▶ **DIRECTIVE**:
Carry none of the pictures over; set down the material below exactly.
────────
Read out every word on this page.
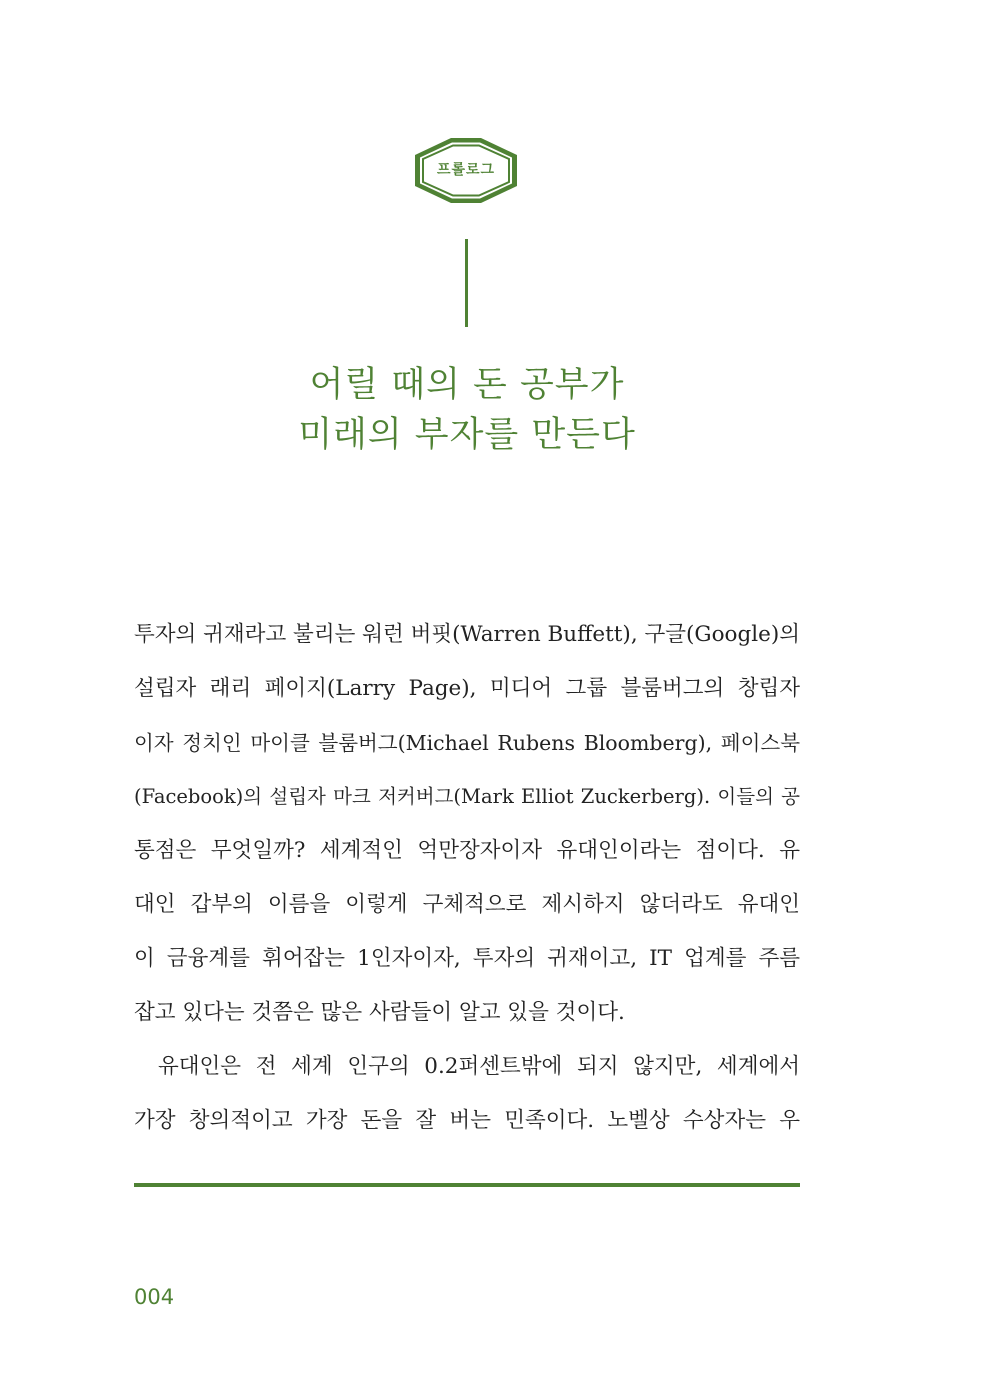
프롤로그
어릴 때의 돈 공부가
미래의 부자를 만든다
투자의 귀재라고 불리는 워런 버핏(Warren Buffett), 구글(Google)의
설립자 래리 페이지(Larry Page), 미디어 그룹 블룸버그의 창립자
이자 정치인 마이클 블룸버그(Michael Rubens Bloomberg), 페이스북
(Facebook)의 설립자 마크 저커버그(Mark Elliot Zuckerberg). 이들의 공
통점은 무엇일까? 세계적인 억만장자이자 유대인이라는 점이다. 유
대인 갑부의 이름을 이렇게 구체적으로 제시하지 않더라도 유대인
이 금융계를 휘어잡는 1인자이자, 투자의 귀재이고, IT 업계를 주름
잡고 있다는 것쯤은 많은 사람들이 알고 있을 것이다.
유대인은 전 세계 인구의 0.2퍼센트밖에 되지 않지만, 세계에서
가장 창의적이고 가장 돈을 잘 버는 민족이다. 노벨상 수상자는 우
004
────────
▶ **FULL SOLUTION**:
Read out every word on this page.
프롤로그
어릴 때의 돈 공부가
미래의 부자를 만든다
투자의 귀재라고 불리는 워런 버핏(Warren Buffett), 구글(Google)의
설립자 래리 페이지(Larry Page), 미디어 그룹 블룸버그의 창립자
이자 정치인 마이클 블룸버그(Michael Rubens Bloomberg), 페이스북
(Facebook)의 설립자 마크 저커버그(Mark Elliot Zuckerberg). 이들의 공
통점은 무엇일까? 세계적인 억만장자이자 유대인이라는 점이다. 유
대인 갑부의 이름을 이렇게 구체적으로 제시하지 않더라도 유대인
이 금융계를 휘어잡는 1인자이자, 투자의 귀재이고, IT 업계를 주름
잡고 있다는 것쯤은 많은 사람들이 알고 있을 것이다.
유대인은 전 세계 인구의 0.2퍼센트밖에 되지 않지만, 세계에서
가장 창의적이고 가장 돈을 잘 버는 민족이다. 노벨상 수상자는 우
004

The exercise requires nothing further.